Problem to solve
Count, in the entries, the lines with "связана". Answer with the number only.

Available data
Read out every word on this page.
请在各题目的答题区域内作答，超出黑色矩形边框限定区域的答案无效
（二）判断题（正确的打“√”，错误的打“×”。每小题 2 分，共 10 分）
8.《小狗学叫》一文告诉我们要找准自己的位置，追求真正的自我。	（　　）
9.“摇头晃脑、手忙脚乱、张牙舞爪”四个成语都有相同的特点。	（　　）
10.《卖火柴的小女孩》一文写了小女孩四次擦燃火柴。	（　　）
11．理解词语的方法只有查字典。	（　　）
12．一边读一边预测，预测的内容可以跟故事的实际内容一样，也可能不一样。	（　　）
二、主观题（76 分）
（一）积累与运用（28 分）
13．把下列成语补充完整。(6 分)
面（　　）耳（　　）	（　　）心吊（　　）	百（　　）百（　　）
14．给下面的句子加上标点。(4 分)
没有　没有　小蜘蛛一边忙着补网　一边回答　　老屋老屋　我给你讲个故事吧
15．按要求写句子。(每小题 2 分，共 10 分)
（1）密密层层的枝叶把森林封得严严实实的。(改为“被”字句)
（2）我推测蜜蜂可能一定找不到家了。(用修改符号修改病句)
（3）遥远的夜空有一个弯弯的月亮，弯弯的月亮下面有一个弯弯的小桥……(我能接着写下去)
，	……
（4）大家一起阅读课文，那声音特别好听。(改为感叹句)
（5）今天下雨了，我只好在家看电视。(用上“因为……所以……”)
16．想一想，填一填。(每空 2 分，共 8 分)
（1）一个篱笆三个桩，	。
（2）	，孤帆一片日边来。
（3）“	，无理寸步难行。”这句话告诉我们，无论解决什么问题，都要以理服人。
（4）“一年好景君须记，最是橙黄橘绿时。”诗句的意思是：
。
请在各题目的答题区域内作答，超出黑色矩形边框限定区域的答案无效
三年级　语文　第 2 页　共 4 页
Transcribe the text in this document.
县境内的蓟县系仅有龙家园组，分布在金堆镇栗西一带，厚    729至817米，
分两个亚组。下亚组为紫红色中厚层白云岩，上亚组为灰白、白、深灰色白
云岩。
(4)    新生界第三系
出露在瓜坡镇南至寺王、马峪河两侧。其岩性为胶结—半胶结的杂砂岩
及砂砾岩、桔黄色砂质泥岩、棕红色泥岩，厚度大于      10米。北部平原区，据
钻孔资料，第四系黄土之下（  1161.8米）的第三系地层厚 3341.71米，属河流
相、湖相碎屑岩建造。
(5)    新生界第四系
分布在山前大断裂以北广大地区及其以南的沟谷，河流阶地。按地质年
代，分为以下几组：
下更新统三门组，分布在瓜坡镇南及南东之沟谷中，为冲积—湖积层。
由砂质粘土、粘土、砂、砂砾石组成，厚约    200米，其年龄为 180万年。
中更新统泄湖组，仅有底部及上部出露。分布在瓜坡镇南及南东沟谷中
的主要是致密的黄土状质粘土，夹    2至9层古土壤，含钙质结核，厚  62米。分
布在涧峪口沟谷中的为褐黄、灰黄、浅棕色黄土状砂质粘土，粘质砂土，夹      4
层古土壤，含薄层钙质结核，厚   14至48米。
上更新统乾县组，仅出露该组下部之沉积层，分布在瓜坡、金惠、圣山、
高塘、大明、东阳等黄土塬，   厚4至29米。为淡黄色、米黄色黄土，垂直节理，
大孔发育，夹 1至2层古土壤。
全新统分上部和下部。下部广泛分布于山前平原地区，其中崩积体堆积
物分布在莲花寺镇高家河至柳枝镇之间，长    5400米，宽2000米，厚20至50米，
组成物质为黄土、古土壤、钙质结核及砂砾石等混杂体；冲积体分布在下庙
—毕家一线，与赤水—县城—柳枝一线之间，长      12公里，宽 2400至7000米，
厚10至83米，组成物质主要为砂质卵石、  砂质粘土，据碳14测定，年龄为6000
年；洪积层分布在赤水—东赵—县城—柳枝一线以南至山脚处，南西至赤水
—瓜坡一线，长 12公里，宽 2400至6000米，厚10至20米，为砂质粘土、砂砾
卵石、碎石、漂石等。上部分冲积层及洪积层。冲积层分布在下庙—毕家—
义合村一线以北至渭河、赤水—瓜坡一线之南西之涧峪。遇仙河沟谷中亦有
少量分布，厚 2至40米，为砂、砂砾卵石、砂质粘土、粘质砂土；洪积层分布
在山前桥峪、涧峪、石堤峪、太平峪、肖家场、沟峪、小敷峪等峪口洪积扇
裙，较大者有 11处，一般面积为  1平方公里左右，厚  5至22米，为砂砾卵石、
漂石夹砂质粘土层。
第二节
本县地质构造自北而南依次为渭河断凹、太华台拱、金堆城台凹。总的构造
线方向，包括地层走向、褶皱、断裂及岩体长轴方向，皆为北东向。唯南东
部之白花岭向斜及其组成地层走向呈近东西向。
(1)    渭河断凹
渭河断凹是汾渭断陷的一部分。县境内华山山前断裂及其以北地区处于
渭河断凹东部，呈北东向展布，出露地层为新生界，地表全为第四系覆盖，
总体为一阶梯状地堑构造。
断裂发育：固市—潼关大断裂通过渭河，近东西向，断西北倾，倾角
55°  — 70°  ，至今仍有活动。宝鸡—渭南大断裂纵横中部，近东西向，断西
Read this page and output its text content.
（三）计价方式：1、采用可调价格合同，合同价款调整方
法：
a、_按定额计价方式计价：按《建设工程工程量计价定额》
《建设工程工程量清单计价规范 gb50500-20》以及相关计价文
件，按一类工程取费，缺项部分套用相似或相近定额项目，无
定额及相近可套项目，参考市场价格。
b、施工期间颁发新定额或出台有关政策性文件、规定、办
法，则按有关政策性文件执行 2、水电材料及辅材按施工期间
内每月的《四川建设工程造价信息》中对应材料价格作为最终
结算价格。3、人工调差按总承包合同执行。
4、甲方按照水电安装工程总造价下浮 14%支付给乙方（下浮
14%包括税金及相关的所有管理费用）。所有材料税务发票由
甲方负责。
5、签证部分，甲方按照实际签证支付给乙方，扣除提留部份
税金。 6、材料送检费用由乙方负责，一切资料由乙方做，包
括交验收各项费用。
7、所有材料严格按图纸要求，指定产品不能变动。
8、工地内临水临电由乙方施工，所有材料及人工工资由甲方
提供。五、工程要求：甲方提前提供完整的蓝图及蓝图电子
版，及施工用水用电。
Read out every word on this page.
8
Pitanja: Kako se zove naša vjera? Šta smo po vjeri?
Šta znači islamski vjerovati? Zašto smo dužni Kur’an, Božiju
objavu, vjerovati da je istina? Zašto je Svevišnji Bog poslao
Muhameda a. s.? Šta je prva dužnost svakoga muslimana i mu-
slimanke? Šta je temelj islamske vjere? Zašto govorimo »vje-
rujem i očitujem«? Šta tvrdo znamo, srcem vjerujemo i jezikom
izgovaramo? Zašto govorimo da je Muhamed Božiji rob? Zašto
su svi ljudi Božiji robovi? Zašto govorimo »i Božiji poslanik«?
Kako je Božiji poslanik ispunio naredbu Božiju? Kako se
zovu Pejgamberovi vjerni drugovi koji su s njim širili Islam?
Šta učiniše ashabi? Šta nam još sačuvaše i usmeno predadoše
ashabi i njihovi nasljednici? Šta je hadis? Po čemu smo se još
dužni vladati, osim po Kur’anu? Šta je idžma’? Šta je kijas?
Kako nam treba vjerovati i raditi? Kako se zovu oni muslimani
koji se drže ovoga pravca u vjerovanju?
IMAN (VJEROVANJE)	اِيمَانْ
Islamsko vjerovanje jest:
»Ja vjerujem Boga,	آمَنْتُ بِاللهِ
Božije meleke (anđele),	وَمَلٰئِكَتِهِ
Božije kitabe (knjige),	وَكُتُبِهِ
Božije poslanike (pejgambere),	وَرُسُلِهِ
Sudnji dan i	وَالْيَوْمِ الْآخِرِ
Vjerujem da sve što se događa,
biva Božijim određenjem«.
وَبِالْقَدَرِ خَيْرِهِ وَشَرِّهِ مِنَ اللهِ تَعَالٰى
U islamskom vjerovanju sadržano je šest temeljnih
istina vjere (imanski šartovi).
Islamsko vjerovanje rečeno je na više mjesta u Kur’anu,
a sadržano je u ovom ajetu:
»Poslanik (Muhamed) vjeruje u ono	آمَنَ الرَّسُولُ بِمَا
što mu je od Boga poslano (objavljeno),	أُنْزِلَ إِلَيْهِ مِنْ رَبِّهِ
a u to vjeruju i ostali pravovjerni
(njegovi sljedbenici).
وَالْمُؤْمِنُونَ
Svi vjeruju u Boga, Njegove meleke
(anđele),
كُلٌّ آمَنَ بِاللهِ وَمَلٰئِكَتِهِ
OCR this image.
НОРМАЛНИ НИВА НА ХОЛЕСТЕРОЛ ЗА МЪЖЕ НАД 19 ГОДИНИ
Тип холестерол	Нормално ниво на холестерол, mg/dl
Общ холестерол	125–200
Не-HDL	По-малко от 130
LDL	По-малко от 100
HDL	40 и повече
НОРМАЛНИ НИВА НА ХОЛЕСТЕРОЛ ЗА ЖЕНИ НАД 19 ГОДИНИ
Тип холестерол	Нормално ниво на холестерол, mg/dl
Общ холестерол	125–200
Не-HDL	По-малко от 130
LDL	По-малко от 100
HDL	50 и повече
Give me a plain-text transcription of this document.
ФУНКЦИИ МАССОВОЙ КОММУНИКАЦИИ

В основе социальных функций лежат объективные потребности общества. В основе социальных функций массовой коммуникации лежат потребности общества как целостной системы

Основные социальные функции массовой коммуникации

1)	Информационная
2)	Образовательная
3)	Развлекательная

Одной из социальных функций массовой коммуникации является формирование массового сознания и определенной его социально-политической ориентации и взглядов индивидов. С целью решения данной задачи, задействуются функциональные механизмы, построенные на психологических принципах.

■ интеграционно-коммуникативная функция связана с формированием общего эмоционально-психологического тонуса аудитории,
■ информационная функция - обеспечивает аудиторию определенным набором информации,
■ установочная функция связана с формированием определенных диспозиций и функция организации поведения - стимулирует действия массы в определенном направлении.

Solved problem
2